→ **VOTRE TÂCHE**
Recopiez le passage du texte sur Richard Feynman qui s'ouvre sur les mots contenant « Très jeune, le » et se clôt sur « dont il héri­tera. », en substituant « mammouths » à « dinosaures ».

→ **TEXTE CITÉ**
------------------------------------------------------------------------

Des conseils pédagogiques du professeur Feynman

No 61 - oct. / nov. 2015

Éducation

Des conseils pédagogiques du professeur Feynman

Normand Baillargeon

Connaissez-vous Richard Feynman (1918-1988) ? Cet attachant et iconoclaste personnage est un des plus grands physiciens du 20e siècle, mais aussi, et c’est à ce titre que je veux en parler ici, un des plus éminents professeurs de physique. Mais d’abord un (très bref) mot sur l’homme et son œuvre.

Le physicien et le personnage

Très jeune, le petit Feynman démontre de l’intérêt et de grandes aptitudes pour la mécanique. Sa curiosité intellectuelle est nourrie par un père qui l’incite à poser et se poser des questions. Par exemple, lisant avec lui dans un article d’encyclopédie sur les dinosaures la hauteur de l’un d’entre eux, il demande à l’enfant de traduire en termes concrets ce que cela repré­sente pour lui – la tête de l’animal atteindrait-elle telle fenêtre de tel immeu­ble ? Quant à sa mère, elle possède un sens de l’humour dont il héri­tera.

------------------------------------------------------------------------

→ **EXTRAIT DES DONNÉES**
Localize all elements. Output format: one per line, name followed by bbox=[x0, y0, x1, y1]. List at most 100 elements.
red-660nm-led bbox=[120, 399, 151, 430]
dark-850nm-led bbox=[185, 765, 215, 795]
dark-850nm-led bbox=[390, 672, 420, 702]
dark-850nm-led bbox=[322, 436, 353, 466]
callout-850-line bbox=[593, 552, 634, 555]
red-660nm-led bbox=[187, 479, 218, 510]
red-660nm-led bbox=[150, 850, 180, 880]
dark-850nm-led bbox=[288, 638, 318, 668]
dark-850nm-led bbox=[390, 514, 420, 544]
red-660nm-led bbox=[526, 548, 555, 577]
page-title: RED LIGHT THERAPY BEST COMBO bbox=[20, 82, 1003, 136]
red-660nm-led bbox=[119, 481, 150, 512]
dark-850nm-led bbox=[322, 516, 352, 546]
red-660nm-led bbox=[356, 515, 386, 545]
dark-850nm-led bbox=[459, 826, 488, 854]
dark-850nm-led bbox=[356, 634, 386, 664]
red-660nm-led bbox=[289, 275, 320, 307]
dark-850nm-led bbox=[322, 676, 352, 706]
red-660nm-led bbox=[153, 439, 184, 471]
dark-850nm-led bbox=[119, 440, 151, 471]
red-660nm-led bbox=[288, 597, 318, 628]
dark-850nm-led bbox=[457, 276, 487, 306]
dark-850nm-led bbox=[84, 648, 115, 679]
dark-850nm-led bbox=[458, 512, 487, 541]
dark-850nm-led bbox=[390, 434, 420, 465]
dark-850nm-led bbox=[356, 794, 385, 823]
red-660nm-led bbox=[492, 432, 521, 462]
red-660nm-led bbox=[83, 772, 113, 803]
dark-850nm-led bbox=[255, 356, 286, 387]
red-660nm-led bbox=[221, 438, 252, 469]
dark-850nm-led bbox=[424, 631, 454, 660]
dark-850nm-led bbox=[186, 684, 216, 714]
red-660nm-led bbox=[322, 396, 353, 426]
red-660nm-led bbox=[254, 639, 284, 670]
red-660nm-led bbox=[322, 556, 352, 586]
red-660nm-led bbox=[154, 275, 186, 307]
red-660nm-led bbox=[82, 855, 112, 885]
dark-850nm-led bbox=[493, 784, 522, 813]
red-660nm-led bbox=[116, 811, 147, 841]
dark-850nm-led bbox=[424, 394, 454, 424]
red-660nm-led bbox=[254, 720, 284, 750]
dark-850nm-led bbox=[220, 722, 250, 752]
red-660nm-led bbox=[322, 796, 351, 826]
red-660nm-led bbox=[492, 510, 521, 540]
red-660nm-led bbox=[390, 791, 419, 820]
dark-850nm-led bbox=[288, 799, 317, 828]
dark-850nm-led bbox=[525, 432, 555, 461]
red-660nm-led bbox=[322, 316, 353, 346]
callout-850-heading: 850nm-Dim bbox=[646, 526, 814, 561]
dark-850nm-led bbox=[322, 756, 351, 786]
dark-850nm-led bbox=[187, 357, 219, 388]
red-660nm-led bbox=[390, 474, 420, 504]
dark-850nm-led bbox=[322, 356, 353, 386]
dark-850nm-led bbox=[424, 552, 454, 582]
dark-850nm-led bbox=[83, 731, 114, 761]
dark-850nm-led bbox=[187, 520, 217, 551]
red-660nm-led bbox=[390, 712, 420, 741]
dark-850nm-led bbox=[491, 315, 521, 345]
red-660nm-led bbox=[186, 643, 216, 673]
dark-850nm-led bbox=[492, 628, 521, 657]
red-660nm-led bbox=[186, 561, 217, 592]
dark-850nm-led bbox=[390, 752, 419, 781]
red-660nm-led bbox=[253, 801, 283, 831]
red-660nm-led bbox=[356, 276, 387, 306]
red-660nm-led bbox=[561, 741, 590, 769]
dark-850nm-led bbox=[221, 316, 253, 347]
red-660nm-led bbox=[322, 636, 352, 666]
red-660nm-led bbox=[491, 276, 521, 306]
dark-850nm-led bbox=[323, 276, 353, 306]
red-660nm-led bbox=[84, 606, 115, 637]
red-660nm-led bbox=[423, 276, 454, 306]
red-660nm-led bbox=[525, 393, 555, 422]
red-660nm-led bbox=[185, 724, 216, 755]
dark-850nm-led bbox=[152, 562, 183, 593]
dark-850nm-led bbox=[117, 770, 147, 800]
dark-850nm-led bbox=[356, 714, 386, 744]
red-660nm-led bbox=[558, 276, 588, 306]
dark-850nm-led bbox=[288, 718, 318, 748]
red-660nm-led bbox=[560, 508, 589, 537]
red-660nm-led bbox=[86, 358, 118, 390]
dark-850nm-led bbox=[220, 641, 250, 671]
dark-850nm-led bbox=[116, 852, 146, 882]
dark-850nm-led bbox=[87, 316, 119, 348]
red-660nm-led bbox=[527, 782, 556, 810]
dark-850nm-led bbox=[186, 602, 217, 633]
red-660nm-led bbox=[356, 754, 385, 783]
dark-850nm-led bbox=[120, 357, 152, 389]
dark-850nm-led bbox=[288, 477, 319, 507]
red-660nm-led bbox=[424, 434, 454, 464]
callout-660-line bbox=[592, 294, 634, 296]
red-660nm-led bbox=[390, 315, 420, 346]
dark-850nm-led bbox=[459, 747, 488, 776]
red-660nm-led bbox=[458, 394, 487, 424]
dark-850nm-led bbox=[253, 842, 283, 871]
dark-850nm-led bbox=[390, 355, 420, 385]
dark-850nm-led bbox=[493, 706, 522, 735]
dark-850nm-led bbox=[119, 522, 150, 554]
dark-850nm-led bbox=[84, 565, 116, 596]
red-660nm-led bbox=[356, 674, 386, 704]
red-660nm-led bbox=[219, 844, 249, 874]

------------------------------------------------------------------------

→ **RÉPONSE RÉDIGÉE**
Très jeune, le petit Feynman démontre de l’intérêt et de grandes aptitudes pour la mécanique. Sa curiosité intellectuelle est nourrie par un père qui l’incite à poser et se poser des questions. Par exemple, lisant avec lui dans un article d’encyclopédie sur les mammouths la hauteur de l’un d’entre eux, il demande à l’enfant de traduire en termes concrets ce que cela repré­sente pour lui – la tête de l’animal atteindrait-elle telle fenêtre de tel immeu­ble ? Quant à sa mère, elle possède un sens de l’humour dont il héri­tera.